Task objective:
Reproduce verbatim the rows below, starting at the line containing "- calendar-cell: 5Sunrise: 8:28" and ending at the line containing "- calendar-cell: 4", with both of those lines included.

━━━━━━━━━━

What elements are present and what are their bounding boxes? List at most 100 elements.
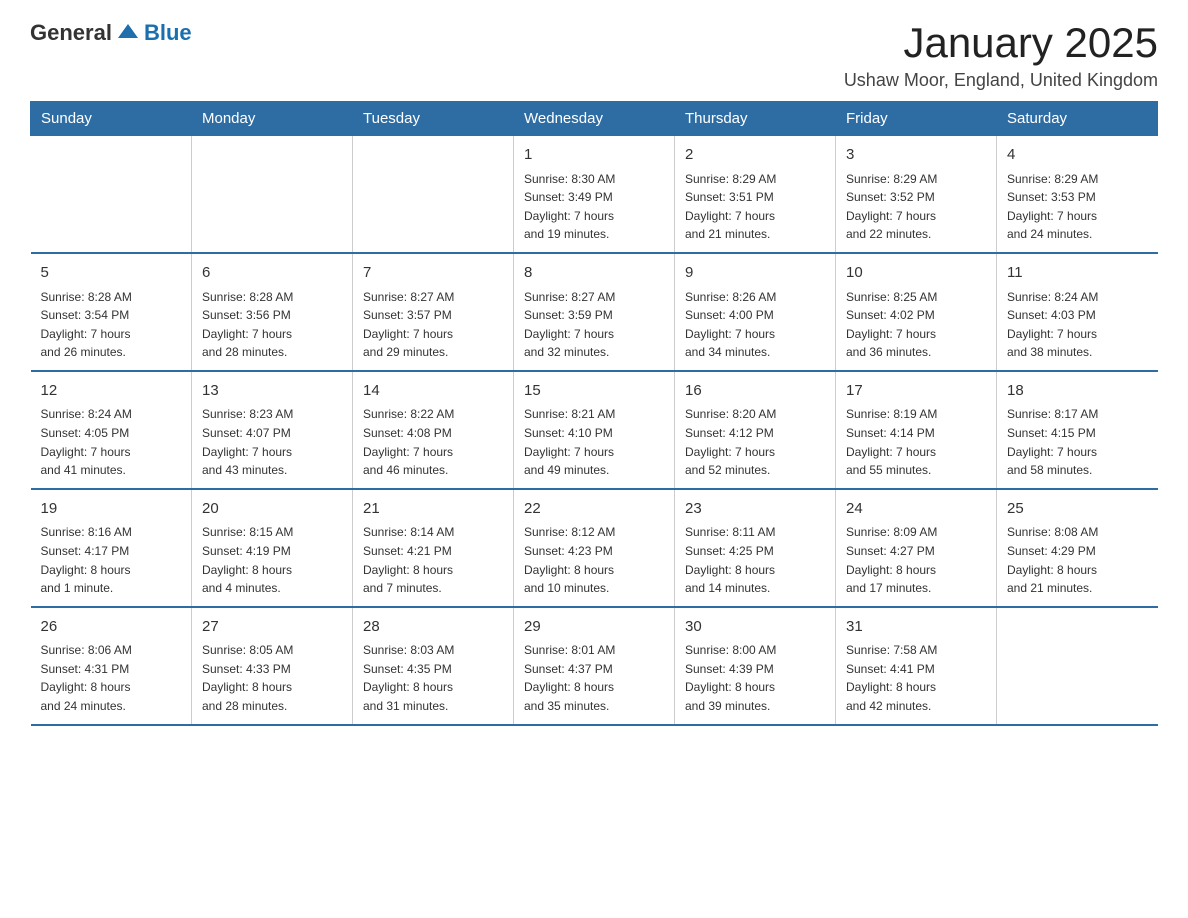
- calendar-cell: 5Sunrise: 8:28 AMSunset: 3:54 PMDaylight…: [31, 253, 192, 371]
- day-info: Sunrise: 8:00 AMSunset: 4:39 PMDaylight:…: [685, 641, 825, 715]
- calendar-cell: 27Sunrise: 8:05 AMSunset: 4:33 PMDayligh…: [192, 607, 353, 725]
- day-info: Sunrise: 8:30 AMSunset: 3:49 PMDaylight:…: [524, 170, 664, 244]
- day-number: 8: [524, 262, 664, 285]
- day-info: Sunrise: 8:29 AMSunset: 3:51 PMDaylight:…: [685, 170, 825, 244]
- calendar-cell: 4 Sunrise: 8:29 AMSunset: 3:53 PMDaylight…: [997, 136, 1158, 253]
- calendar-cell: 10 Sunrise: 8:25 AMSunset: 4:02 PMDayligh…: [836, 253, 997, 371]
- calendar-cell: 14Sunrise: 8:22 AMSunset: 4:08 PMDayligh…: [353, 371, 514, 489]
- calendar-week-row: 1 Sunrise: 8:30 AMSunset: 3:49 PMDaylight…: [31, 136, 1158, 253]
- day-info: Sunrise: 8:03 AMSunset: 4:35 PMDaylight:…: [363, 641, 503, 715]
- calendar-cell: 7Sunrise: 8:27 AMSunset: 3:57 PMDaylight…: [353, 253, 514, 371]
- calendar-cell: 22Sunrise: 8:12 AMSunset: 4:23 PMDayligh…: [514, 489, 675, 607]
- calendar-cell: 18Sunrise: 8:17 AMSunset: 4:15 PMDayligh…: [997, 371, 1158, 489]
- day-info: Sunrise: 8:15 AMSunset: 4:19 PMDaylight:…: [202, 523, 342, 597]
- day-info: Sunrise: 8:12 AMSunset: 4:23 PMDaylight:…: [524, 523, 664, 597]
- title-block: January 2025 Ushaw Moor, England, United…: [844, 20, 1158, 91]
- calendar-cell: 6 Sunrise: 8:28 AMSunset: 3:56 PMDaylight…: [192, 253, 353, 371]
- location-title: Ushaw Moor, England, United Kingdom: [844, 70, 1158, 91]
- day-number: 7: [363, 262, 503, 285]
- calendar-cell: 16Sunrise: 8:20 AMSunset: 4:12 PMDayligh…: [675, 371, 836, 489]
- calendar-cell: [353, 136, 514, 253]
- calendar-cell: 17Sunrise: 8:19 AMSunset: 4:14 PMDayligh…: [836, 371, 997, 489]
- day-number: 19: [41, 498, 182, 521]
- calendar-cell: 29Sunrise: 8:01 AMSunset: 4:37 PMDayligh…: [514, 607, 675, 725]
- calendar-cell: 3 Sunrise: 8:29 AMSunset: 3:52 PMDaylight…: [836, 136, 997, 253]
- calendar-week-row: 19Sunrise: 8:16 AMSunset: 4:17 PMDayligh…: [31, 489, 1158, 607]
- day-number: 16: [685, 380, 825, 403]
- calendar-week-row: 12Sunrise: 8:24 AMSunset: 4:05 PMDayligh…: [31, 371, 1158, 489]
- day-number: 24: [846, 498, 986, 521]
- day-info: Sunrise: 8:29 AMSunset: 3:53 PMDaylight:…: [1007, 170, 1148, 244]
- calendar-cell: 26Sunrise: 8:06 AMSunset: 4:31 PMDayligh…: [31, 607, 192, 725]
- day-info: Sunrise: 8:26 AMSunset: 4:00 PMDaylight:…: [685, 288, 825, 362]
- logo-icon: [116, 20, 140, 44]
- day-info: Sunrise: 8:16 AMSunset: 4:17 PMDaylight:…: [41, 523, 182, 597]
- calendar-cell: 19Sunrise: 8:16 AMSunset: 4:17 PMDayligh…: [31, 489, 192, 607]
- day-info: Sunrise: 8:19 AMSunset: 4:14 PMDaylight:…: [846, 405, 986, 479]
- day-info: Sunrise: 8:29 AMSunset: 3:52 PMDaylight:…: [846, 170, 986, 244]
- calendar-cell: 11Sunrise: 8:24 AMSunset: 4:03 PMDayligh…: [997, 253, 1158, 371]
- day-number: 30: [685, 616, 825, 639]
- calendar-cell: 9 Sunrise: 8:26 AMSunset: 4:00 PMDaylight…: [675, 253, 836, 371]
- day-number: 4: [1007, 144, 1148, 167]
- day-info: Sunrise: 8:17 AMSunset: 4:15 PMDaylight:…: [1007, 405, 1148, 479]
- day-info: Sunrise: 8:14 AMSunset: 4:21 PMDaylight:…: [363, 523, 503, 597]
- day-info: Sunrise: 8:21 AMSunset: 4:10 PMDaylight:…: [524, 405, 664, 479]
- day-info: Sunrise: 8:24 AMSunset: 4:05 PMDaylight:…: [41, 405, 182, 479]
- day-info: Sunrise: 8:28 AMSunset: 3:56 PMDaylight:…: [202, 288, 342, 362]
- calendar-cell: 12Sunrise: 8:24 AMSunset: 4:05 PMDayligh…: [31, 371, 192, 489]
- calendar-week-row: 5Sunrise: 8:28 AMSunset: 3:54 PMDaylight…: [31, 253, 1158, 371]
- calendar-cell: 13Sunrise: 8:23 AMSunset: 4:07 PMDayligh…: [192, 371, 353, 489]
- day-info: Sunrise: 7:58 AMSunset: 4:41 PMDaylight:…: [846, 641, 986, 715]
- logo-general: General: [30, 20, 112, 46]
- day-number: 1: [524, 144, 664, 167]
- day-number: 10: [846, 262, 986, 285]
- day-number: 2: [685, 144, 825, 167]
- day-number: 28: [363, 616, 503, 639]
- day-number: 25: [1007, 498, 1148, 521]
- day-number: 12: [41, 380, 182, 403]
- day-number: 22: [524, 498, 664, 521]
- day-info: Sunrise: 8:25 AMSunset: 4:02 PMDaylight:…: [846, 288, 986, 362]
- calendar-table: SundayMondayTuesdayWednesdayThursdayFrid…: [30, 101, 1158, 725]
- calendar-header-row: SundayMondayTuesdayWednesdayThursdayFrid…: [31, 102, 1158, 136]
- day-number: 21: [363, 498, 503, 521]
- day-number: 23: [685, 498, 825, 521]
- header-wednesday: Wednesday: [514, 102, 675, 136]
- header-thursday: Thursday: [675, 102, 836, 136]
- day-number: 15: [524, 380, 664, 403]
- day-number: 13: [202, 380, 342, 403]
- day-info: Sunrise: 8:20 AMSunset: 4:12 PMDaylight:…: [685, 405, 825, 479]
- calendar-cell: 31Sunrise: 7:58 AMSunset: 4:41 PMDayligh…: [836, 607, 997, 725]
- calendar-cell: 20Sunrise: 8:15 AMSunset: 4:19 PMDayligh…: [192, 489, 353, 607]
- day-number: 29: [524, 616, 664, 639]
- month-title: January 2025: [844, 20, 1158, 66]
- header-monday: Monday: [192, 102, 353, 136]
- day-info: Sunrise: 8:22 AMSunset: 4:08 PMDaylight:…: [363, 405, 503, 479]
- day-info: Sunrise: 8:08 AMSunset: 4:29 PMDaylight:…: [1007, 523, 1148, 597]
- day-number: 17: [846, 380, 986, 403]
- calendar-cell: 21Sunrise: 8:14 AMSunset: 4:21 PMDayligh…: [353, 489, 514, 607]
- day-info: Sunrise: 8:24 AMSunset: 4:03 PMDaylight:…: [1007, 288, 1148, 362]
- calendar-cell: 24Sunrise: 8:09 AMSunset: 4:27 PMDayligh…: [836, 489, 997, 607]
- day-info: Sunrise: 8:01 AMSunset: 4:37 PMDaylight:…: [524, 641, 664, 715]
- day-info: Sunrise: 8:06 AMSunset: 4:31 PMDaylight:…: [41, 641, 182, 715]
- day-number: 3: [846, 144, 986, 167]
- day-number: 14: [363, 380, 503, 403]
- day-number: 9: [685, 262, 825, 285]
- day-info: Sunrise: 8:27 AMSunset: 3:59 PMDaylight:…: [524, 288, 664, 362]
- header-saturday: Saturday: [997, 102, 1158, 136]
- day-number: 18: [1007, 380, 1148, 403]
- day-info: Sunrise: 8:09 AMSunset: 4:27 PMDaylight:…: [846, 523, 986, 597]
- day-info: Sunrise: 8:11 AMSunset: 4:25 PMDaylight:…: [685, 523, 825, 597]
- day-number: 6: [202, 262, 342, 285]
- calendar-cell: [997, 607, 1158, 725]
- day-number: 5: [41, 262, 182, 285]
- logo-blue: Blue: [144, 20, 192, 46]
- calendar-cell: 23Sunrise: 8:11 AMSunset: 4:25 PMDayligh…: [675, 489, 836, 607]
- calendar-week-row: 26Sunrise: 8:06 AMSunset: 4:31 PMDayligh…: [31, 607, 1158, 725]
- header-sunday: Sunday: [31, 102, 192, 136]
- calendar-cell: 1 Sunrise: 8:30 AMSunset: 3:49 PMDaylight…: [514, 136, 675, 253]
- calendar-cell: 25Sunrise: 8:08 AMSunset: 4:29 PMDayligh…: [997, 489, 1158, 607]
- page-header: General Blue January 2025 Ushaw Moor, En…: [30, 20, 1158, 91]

━━━━━━━━━━

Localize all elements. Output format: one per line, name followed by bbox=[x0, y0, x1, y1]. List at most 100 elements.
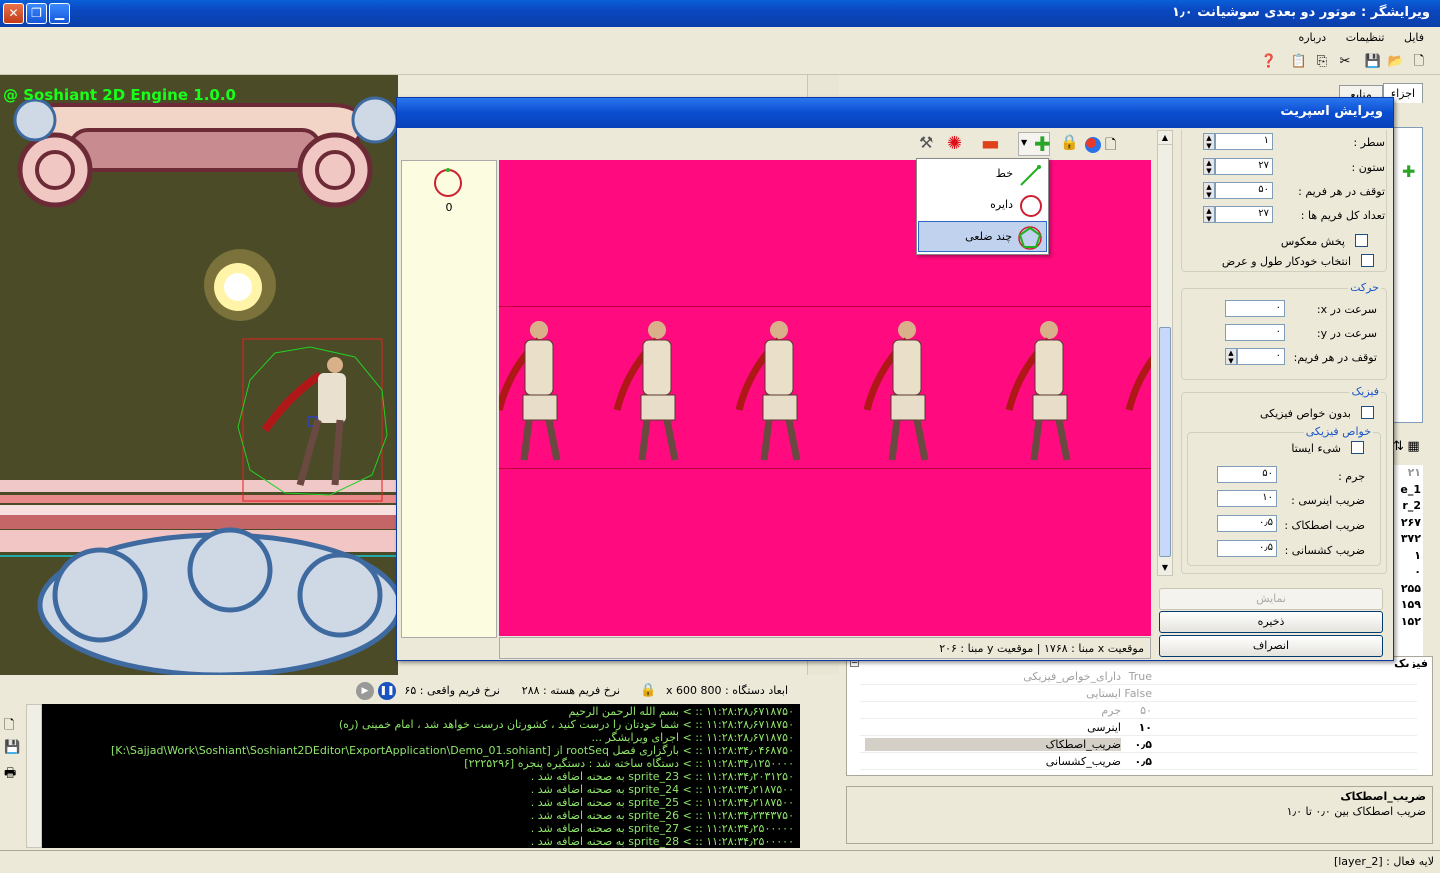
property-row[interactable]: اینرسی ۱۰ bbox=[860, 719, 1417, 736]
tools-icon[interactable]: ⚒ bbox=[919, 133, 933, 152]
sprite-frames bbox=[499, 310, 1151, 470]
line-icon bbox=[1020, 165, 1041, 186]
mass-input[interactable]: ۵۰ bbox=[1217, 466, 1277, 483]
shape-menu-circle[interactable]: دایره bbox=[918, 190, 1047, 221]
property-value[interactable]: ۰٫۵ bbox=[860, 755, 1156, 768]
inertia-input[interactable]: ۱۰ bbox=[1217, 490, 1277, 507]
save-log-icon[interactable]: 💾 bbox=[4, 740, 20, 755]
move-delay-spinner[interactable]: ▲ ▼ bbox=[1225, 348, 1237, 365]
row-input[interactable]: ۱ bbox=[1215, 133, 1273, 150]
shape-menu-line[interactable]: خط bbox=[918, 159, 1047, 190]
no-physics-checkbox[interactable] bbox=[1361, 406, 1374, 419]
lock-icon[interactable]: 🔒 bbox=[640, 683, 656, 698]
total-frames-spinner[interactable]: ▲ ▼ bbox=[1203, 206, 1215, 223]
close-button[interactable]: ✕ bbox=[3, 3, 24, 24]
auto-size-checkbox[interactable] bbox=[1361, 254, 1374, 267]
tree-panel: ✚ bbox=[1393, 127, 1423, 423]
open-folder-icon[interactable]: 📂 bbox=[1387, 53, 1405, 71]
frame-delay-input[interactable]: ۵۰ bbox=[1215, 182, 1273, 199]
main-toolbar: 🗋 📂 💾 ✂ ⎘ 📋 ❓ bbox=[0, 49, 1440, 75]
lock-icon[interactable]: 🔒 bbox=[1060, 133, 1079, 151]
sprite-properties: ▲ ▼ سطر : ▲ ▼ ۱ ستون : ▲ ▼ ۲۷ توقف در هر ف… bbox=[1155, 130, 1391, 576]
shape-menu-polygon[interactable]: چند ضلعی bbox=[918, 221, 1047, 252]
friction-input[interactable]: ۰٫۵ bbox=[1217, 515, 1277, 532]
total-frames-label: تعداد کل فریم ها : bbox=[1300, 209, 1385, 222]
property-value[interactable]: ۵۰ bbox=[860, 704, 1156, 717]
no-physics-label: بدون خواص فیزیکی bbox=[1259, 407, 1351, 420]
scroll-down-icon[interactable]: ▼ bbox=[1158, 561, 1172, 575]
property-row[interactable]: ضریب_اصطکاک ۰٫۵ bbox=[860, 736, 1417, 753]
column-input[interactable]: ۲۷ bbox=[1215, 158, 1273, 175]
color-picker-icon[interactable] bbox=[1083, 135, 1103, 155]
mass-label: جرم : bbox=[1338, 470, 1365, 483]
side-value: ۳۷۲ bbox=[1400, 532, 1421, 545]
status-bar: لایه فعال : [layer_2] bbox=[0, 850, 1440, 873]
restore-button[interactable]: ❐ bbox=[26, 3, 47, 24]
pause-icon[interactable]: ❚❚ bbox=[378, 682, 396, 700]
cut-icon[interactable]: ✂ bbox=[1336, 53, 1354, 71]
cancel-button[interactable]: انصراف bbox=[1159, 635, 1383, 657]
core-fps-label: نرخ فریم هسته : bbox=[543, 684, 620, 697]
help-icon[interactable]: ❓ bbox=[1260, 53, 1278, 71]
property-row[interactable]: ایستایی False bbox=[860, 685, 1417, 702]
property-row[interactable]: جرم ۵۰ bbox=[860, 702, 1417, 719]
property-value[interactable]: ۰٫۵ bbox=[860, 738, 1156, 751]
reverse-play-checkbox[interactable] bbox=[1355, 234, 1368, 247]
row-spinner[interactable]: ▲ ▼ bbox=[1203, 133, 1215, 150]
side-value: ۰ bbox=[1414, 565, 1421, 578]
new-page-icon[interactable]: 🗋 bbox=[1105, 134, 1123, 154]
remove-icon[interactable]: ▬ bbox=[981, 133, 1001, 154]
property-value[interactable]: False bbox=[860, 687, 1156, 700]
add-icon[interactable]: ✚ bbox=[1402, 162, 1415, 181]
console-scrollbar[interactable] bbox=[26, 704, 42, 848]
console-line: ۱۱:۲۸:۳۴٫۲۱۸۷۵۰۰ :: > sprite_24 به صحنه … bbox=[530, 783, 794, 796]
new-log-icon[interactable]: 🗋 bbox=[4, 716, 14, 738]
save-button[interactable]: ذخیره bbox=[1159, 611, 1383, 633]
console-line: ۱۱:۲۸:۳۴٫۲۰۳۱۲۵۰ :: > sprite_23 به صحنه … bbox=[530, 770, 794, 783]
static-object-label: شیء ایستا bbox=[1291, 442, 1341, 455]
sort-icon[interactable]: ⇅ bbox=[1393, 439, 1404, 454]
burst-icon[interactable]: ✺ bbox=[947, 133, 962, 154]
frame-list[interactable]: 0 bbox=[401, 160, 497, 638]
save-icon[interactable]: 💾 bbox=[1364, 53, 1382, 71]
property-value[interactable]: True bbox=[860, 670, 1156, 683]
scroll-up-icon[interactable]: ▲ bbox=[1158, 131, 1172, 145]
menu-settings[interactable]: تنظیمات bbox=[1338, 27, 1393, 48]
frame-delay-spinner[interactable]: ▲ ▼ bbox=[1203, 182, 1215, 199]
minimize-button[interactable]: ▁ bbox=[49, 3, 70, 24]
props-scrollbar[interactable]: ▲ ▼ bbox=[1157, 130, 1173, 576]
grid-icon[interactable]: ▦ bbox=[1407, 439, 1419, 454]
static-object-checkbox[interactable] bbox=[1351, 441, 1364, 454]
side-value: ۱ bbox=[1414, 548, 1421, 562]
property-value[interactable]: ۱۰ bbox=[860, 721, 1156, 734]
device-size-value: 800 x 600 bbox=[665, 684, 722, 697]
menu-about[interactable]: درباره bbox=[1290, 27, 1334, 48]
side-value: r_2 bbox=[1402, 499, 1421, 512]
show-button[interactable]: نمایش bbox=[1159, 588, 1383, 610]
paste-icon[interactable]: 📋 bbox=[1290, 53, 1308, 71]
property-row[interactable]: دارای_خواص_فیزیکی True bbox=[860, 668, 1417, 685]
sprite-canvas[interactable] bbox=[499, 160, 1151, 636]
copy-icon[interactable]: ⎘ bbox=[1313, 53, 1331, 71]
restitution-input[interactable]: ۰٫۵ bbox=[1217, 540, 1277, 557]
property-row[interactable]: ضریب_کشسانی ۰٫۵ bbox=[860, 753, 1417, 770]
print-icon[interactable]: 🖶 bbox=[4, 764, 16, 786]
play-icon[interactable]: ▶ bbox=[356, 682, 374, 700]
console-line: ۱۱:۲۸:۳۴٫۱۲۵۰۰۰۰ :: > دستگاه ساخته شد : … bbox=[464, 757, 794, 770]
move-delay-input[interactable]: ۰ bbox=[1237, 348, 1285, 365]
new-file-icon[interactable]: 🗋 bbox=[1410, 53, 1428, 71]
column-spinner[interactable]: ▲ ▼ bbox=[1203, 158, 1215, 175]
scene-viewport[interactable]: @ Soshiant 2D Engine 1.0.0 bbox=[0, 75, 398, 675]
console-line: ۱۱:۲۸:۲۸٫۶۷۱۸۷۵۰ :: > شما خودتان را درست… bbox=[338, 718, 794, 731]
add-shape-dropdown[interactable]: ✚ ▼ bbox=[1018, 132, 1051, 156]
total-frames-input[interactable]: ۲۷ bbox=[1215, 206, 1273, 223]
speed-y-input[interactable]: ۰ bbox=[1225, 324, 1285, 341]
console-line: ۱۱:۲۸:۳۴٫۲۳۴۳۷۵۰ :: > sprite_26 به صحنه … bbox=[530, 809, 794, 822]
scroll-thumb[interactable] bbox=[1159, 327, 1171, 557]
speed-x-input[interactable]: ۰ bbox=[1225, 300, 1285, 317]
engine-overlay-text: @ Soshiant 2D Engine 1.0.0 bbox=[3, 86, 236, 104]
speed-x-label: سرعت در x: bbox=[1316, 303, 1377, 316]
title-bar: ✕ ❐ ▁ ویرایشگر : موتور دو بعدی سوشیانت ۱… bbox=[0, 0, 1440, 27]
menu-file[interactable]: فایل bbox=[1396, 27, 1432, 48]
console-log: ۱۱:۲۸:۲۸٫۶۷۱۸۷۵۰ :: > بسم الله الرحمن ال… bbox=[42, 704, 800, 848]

━━━━━━━━━━

Solution to this problem:
- calendar-cell: 5Sunrise: 8:28 AMSunset: 3:54 PMDaylight…: [31, 253, 192, 371]
- day-info: Sunrise: 8:00 AMSunset: 4:39 PMDaylight:…: [685, 641, 825, 715]
- calendar-cell: 27Sunrise: 8:05 AMSunset: 4:33 PMDayligh…: [192, 607, 353, 725]
- day-info: Sunrise: 8:30 AMSunset: 3:49 PMDaylight:…: [524, 170, 664, 244]
- day-number: 8: [524, 262, 664, 285]
- day-info: Sunrise: 8:29 AMSunset: 3:51 PMDaylight:…: [685, 170, 825, 244]
- calendar-cell: 4 Sunrise: 8:29 AMSunset: 3:53 PMDaylight…: [997, 136, 1158, 253]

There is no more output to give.